▶ **TASK DETAILS**
Read through the entries below and return each line with the word "skett".

(Part of a data file)
==*==

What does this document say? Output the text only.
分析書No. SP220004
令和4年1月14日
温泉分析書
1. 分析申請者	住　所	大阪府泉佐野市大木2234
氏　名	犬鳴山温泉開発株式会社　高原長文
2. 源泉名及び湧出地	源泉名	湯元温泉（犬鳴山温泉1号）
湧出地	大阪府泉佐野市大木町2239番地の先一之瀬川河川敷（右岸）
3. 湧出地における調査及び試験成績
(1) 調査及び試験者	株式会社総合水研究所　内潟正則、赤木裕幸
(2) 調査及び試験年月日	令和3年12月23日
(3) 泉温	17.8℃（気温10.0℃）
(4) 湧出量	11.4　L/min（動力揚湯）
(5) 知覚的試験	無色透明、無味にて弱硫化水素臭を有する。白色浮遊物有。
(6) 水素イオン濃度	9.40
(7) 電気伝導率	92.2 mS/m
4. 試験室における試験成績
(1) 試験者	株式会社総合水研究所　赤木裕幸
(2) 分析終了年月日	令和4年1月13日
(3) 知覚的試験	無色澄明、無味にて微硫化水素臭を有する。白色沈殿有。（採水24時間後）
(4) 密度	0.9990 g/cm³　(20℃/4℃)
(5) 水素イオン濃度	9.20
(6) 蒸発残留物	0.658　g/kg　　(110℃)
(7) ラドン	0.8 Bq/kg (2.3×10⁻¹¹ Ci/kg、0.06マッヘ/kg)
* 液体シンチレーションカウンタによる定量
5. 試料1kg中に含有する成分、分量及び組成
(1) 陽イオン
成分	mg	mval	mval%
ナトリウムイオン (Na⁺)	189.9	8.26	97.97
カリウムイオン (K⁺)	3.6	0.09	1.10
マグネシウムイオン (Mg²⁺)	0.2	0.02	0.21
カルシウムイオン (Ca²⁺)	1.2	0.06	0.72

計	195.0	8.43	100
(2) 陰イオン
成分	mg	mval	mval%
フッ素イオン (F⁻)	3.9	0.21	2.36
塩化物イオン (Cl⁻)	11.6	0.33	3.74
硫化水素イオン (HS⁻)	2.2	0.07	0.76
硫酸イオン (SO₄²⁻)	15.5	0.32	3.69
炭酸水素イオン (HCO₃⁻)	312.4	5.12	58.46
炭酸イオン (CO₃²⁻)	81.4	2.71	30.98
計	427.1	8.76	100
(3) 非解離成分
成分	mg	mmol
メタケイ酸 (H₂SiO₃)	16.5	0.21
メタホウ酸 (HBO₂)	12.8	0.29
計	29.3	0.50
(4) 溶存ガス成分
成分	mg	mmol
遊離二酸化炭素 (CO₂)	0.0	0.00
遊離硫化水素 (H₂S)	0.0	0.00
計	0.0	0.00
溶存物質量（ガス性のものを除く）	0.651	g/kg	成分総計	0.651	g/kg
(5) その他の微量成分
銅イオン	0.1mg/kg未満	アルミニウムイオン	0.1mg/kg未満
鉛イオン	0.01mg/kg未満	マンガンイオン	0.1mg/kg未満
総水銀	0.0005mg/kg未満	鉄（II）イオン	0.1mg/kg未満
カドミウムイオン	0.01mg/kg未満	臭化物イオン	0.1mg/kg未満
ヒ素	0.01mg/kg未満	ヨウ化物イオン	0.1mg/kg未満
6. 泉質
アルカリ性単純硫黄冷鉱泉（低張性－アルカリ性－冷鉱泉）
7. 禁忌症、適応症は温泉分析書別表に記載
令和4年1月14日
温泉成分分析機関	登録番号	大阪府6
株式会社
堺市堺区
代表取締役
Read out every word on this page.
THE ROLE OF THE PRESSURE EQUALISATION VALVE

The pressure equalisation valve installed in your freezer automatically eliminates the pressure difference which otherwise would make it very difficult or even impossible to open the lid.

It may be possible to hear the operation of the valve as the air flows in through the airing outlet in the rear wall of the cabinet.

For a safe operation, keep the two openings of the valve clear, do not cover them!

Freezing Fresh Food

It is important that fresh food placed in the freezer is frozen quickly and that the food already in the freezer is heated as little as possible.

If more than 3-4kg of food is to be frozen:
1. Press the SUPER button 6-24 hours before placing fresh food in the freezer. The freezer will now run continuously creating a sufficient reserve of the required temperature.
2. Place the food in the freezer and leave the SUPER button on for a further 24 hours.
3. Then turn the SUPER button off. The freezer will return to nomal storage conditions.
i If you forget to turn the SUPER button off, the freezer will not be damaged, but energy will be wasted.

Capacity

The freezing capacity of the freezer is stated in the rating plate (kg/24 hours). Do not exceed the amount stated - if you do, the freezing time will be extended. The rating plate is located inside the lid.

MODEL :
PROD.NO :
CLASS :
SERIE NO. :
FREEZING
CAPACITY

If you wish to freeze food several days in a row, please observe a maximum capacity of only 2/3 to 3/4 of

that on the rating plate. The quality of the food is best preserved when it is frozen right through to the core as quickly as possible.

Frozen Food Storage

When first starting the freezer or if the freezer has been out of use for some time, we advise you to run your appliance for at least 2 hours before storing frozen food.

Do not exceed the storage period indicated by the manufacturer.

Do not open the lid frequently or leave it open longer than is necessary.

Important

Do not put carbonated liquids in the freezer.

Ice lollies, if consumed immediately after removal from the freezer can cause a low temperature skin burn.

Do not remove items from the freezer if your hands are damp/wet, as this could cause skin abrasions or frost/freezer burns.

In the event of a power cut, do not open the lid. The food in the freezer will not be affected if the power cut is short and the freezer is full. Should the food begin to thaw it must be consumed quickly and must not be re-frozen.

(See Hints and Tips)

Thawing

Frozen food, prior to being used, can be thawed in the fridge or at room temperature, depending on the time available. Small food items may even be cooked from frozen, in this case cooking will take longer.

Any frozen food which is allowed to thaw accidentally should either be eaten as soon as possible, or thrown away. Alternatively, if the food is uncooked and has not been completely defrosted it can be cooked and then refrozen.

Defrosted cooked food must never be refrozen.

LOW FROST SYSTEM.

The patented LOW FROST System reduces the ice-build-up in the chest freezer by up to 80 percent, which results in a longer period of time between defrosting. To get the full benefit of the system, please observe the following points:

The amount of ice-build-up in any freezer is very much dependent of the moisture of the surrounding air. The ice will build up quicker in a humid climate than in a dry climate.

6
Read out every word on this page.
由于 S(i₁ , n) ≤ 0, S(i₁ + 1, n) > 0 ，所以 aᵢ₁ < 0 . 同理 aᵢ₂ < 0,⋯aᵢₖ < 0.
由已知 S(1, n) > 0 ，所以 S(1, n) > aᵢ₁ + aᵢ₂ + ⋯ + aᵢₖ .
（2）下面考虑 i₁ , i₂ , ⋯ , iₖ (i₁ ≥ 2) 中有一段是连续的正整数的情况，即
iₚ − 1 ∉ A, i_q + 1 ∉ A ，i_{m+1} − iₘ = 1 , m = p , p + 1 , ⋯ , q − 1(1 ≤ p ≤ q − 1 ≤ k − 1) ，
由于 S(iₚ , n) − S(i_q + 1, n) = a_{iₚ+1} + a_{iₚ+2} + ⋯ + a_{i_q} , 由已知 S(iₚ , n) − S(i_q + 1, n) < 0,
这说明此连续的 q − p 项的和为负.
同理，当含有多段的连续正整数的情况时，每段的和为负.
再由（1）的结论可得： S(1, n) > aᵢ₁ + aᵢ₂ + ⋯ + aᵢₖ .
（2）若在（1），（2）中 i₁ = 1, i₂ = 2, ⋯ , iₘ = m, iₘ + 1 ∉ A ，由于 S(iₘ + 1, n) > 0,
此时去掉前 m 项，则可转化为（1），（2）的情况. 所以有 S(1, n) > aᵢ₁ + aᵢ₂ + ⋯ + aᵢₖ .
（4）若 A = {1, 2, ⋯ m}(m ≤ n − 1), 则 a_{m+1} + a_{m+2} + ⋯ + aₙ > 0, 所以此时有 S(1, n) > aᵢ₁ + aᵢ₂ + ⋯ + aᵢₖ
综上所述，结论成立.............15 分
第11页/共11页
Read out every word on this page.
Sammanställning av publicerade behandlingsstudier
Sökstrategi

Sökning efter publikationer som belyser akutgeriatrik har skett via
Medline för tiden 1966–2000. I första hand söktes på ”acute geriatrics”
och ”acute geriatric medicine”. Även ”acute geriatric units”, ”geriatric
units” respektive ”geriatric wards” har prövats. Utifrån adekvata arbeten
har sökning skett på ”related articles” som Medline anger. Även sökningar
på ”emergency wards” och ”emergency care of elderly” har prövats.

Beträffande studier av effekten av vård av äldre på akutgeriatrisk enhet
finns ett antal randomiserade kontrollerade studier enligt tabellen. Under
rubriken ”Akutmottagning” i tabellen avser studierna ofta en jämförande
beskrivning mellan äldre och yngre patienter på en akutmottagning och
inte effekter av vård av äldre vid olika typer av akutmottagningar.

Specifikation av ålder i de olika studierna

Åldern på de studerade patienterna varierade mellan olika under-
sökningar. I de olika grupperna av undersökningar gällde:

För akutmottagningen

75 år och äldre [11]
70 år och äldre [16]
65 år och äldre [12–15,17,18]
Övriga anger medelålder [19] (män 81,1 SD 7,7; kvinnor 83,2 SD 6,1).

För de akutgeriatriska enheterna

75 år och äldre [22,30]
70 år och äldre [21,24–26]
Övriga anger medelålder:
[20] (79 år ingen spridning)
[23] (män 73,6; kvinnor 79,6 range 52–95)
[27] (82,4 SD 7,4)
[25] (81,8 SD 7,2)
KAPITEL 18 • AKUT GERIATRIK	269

==*==

▶ **COMPLETED EXERCISE**
Sökning efter publikationer som belyser akutgeriatrik har skett via
har sökning skett på ”related articles” som Medline anger. Även sökningar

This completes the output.